Tally the lines of the data that include the word "text" and state the total, nothing else.

Begin Material

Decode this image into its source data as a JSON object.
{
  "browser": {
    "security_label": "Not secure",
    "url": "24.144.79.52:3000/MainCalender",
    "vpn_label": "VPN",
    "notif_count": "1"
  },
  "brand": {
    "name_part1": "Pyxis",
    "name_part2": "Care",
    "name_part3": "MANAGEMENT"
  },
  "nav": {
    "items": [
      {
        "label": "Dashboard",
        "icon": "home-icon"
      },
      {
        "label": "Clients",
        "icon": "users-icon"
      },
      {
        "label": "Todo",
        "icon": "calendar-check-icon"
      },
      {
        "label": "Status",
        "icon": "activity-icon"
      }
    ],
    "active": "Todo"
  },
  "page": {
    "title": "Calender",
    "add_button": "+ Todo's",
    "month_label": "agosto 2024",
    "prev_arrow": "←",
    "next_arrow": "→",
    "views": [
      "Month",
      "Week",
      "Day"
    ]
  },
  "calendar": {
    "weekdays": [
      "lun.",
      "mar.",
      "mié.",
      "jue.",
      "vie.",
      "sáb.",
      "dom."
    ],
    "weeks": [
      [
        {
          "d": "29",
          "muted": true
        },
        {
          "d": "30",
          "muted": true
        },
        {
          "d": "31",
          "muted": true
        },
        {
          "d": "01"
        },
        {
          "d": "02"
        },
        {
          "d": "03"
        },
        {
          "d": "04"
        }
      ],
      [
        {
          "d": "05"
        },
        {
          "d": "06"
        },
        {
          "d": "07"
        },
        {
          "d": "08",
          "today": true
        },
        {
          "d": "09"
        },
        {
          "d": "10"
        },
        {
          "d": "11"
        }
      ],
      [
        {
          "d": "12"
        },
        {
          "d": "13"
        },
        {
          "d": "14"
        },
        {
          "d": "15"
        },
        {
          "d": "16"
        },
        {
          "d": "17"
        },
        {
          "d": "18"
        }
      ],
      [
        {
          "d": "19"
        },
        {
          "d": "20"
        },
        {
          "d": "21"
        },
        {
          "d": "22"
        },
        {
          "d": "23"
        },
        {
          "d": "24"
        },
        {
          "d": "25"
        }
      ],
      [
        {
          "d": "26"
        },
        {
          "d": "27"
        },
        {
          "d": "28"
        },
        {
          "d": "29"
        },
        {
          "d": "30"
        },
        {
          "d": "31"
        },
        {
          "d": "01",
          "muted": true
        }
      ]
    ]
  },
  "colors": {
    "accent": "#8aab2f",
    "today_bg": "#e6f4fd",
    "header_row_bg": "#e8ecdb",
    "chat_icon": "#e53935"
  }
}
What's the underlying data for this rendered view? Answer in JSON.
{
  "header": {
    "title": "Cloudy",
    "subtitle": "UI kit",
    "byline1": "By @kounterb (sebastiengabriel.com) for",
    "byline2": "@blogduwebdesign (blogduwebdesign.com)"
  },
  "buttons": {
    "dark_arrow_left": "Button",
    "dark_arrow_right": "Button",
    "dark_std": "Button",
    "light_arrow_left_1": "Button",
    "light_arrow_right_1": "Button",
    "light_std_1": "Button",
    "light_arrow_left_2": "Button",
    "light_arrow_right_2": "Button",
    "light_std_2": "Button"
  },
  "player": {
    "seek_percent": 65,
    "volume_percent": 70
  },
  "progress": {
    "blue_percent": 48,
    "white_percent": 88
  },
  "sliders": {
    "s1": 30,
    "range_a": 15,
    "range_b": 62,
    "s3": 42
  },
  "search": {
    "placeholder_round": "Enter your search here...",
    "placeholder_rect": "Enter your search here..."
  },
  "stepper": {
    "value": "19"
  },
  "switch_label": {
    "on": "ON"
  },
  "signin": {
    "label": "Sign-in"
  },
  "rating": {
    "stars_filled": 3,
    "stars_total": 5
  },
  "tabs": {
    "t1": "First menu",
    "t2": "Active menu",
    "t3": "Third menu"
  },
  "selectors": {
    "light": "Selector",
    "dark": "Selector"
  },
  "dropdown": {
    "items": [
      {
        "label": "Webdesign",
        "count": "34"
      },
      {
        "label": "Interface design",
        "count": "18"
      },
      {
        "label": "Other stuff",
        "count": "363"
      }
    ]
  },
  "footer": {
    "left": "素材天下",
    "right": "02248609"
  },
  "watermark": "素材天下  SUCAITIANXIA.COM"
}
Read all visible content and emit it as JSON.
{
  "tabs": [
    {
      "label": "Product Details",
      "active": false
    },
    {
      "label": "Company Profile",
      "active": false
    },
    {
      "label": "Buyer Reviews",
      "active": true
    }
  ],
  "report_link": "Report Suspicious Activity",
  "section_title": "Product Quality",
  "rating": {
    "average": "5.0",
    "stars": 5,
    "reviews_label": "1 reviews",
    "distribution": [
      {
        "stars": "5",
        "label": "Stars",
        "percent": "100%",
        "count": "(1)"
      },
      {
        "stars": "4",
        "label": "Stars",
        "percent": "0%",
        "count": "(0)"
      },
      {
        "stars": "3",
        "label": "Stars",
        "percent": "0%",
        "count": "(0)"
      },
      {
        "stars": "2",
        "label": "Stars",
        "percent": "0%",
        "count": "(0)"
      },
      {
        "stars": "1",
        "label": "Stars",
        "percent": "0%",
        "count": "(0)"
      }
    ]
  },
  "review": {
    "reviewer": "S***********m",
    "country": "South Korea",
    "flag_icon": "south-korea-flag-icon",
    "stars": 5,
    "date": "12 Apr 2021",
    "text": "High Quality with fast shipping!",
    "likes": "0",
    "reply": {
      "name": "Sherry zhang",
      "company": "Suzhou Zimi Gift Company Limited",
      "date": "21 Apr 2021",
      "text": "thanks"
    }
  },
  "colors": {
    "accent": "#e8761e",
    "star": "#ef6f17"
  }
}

End Material

- [Task answer]: 2